>> START Data excerpts

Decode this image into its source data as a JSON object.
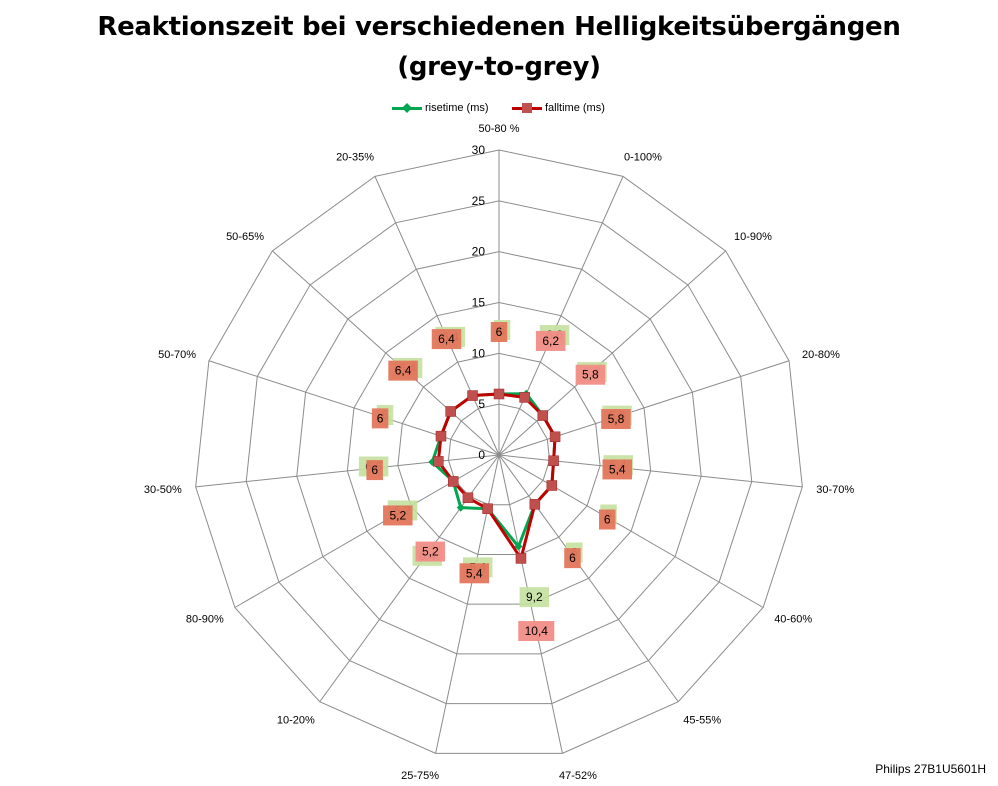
{
  "title_line1": "Reaktionszeit bei verschiedenen Helligkeitsübergängen",
  "title_line2": "(grey-to-grey)",
  "footer": "Philips 27B1U5601H",
  "chart_data": {
    "type": "radar",
    "categories": [
      "50-80 %",
      "0-100%",
      "10-90%",
      "20-80%",
      "30-70%",
      "40-60%",
      "45-55%",
      "47-52%",
      "25-75%",
      "10-20%",
      "80-90%",
      "30-50%",
      "50-70%",
      "50-65%",
      "20-35%"
    ],
    "rlim": [
      0,
      30
    ],
    "ticks": [
      "0",
      "5",
      "10",
      "15",
      "20",
      "25",
      "30"
    ],
    "series": [
      {
        "name": "risetime (ms)",
        "color": "#00a650",
        "marker": "diamond",
        "values": [
          6,
          6.6,
          5.8,
          5.8,
          5.4,
          6,
          6,
          9.2,
          5.4,
          6.4,
          5.2,
          6.6,
          6,
          6.4,
          6.4
        ],
        "labels": [
          "6",
          "6,6",
          "5,8",
          "5,8",
          "5,4",
          "6",
          "6",
          "9,2",
          "5,4",
          "6,4",
          "5,2",
          "6,6",
          "6",
          "6,4",
          "6,4"
        ],
        "label_color": "#c4e0a0"
      },
      {
        "name": "falltime (ms)",
        "color": "#c00000",
        "marker": "square",
        "values": [
          6,
          6.2,
          5.8,
          5.8,
          5.4,
          6,
          6,
          10.4,
          5.4,
          5.2,
          5.2,
          6,
          6,
          6.4,
          6.4
        ],
        "labels": [
          "6",
          "6,2",
          "5,8",
          "5,8",
          "5,4",
          "6",
          "6",
          "10,4",
          "5,4",
          "5,2",
          "5,2",
          "6",
          "6",
          "6,4",
          "6,4"
        ],
        "label_color": "#f08070"
      }
    ],
    "legend": "top"
  }
}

>> END Data excerpts

# Exercise prompt:
Omit every picture, then reproduce the rest of the listing exactly.

# Response to this task:
Decode this image into its source data as a JSON object.
{
  "title_line1": "Reaktionszeit bei verschiedenen Helligkeitsübergängen",
  "title_line2": "(grey-to-grey)",
  "footer": "Philips 27B1U5601H",
  "chart_data": {
    "type": "radar",
    "categories": [
      "50-80 %",
      "0-100%",
      "10-90%",
      "20-80%",
      "30-70%",
      "40-60%",
      "45-55%",
      "47-52%",
      "25-75%",
      "10-20%",
      "80-90%",
      "30-50%",
      "50-70%",
      "50-65%",
      "20-35%"
    ],
    "rlim": [
      0,
      30
    ],
    "ticks": [
      "0",
      "5",
      "10",
      "15",
      "20",
      "25",
      "30"
    ],
    "series": [
      {
        "name": "risetime (ms)",
        "color": "#00a650",
        "marker": "diamond",
        "values": [
          6,
          6.6,
          5.8,
          5.8,
          5.4,
          6,
          6,
          9.2,
          5.4,
          6.4,
          5.2,
          6.6,
          6,
          6.4,
          6.4
        ],
        "labels": [
          "6",
          "6,6",
          "5,8",
          "5,8",
          "5,4",
          "6",
          "6",
          "9,2",
          "5,4",
          "6,4",
          "5,2",
          "6,6",
          "6",
          "6,4",
          "6,4"
        ],
        "label_color": "#c4e0a0"
      },
      {
        "name": "falltime (ms)",
        "color": "#c00000",
        "marker": "square",
        "values": [
          6,
          6.2,
          5.8,
          5.8,
          5.4,
          6,
          6,
          10.4,
          5.4,
          5.2,
          5.2,
          6,
          6,
          6.4,
          6.4
        ],
        "labels": [
          "6",
          "6,2",
          "5,8",
          "5,8",
          "5,4",
          "6",
          "6",
          "10,4",
          "5,4",
          "5,2",
          "5,2",
          "6",
          "6",
          "6,4",
          "6,4"
        ],
        "label_color": "#f08070"
      }
    ],
    "legend": "top"
  }
}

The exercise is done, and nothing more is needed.